WRITTEN TASK => Please give the entries again in full and exactly, without any picture.

_ _ _ _

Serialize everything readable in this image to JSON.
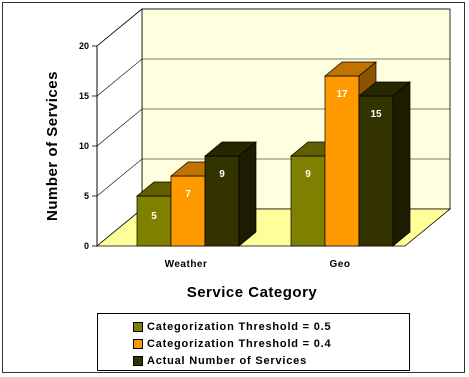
{
  "chart_data": {
    "type": "bar",
    "categories": [
      "Weather",
      "Geo"
    ],
    "series": [
      {
        "name": "Categorization Threshold = 0.5",
        "values": [
          5,
          9
        ],
        "color": "#808000"
      },
      {
        "name": "Categorization Threshold = 0.4",
        "values": [
          7,
          17
        ],
        "color": "#ff9900"
      },
      {
        "name": "Actual Number of Services",
        "values": [
          9,
          15
        ],
        "color": "#333300"
      }
    ],
    "xlabel": "Service Category",
    "ylabel": "Number of Services",
    "ylim": [
      0,
      20
    ],
    "yticks": [
      "0",
      "5",
      "10",
      "15",
      "20"
    ],
    "grid": true,
    "three_d": true,
    "legend_position": "bottom",
    "floor_color": "#ffff99",
    "wall_color": "#ffffe0"
  }
}
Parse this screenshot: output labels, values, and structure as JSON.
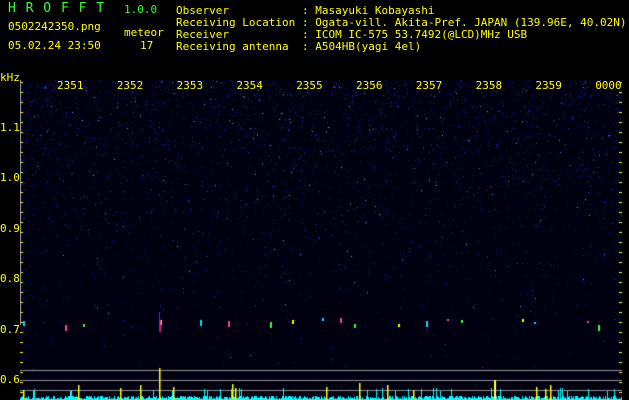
{
  "header": {
    "app_title": "H R O F F T",
    "version": "1.0.0",
    "filename": "0502242350.png",
    "datetime": "05.02.24 23:50",
    "meteor_label": "meteor",
    "meteor_count": "17",
    "info": [
      {
        "label": "Observer",
        "value": ": Masayuki Kobayashi"
      },
      {
        "label": "Receiving Location",
        "value": ": Ogata-vill. Akita-Pref. JAPAN (139.96E, 40.02N)"
      },
      {
        "label": "Receiver",
        "value": ": ICOM IC-575 53.7492(@LCD)MHz USB"
      },
      {
        "label": "Receiving antenna",
        "value": ": A504HB(yagi 4el)"
      }
    ]
  },
  "chart_data": {
    "type": "heatmap",
    "ylabel": "kHz",
    "y_ticks": [
      "1.1",
      "1.0",
      "0.9",
      "0.8",
      "0.7",
      "0.6"
    ],
    "x_ticks": [
      "2351",
      "2352",
      "2353",
      "2354",
      "2355",
      "2356",
      "2357",
      "2358",
      "2359",
      "0000"
    ],
    "colors": {
      "noise": "#2030c0",
      "signal": "#ffff00",
      "baseline": "#00ffff",
      "ref_lines": "#909090"
    }
  }
}
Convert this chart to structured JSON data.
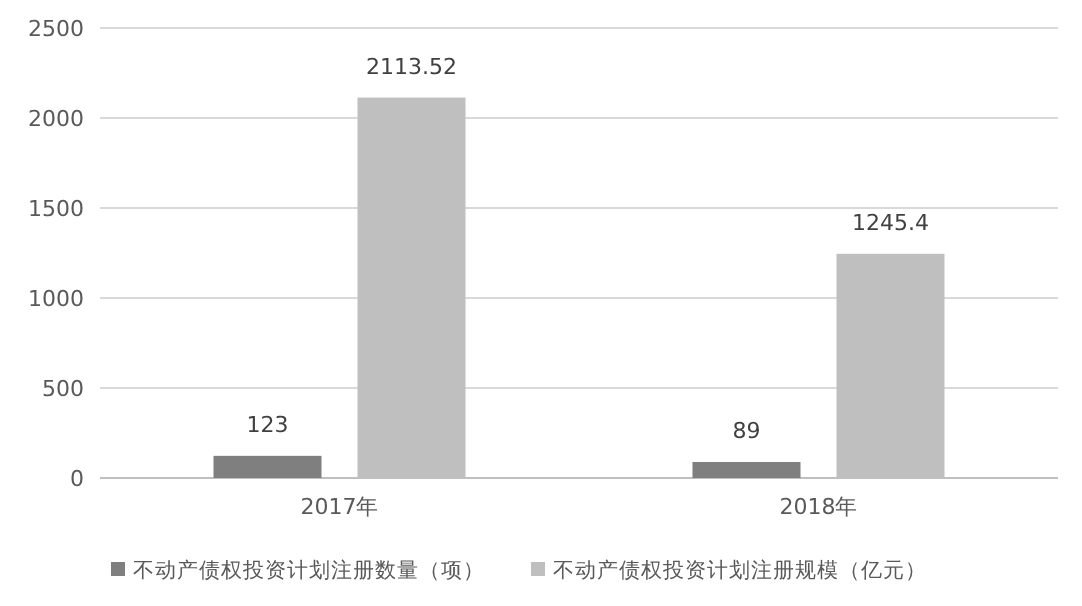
{
  "chart_data": {
    "type": "bar",
    "categories": [
      "2017年",
      "2018年"
    ],
    "series": [
      {
        "name": "不动产债权投资计划注册数量（项）",
        "color": "#7f7f7f",
        "values": [
          123,
          89
        ]
      },
      {
        "name": "不动产债权投资计划注册规模（亿元）",
        "color": "#bfbfbf",
        "values": [
          2113.52,
          1245.4
        ]
      }
    ],
    "ylim": [
      0,
      2500
    ],
    "yticks": [
      0,
      500,
      1000,
      1500,
      2000,
      2500
    ],
    "grid": "y",
    "legend": "bottom",
    "data_labels": true
  }
}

_ _ _ _

RESPONSE TO THIS EXERCISE =>
Serialize everything readable in this image to JSON.
{
  "chart_data": {
    "type": "bar",
    "categories": [
      "Weather",
      "Geo"
    ],
    "series": [
      {
        "name": "Categorization Threshold = 0.5",
        "values": [
          5,
          9
        ],
        "color": "#808000"
      },
      {
        "name": "Categorization Threshold = 0.4",
        "values": [
          7,
          17
        ],
        "color": "#ff9900"
      },
      {
        "name": "Actual Number of Services",
        "values": [
          9,
          15
        ],
        "color": "#333300"
      }
    ],
    "xlabel": "Service Category",
    "ylabel": "Number of Services",
    "ylim": [
      0,
      20
    ],
    "yticks": [
      "0",
      "5",
      "10",
      "15",
      "20"
    ],
    "grid": true,
    "three_d": true,
    "legend_position": "bottom",
    "floor_color": "#ffff99",
    "wall_color": "#ffffe0"
  }
}
Parse this screenshot: output labels, values, and structure as JSON.
{
  "header": {
    "app_title": "H R O F F T",
    "version": "1.0.0",
    "filename": "0502242350.png",
    "datetime": "05.02.24 23:50",
    "meteor_label": "meteor",
    "meteor_count": "17",
    "info": [
      {
        "label": "Observer",
        "value": ": Masayuki Kobayashi"
      },
      {
        "label": "Receiving Location",
        "value": ": Ogata-vill. Akita-Pref. JAPAN (139.96E, 40.02N)"
      },
      {
        "label": "Receiver",
        "value": ": ICOM IC-575 53.7492(@LCD)MHz USB"
      },
      {
        "label": "Receiving antenna",
        "value": ": A504HB(yagi 4el)"
      }
    ]
  },
  "chart_data": {
    "type": "heatmap",
    "ylabel": "kHz",
    "y_ticks": [
      "1.1",
      "1.0",
      "0.9",
      "0.8",
      "0.7",
      "0.6"
    ],
    "x_ticks": [
      "2351",
      "2352",
      "2353",
      "2354",
      "2355",
      "2356",
      "2357",
      "2358",
      "2359",
      "0000"
    ],
    "colors": {
      "noise": "#2030c0",
      "signal": "#ffff00",
      "baseline": "#00ffff",
      "ref_lines": "#909090"
    }
  }
}
Convert this chart to structured JSON data.
{
  "chart_data": {
    "type": "bar",
    "categories": [
      "2017年",
      "2018年"
    ],
    "series": [
      {
        "name": "不动产债权投资计划注册数量（项）",
        "color": "#7f7f7f",
        "values": [
          123,
          89
        ]
      },
      {
        "name": "不动产债权投资计划注册规模（亿元）",
        "color": "#bfbfbf",
        "values": [
          2113.52,
          1245.4
        ]
      }
    ],
    "ylim": [
      0,
      2500
    ],
    "yticks": [
      0,
      500,
      1000,
      1500,
      2000,
      2500
    ],
    "grid": "y",
    "legend": "bottom",
    "data_labels": true
  }
}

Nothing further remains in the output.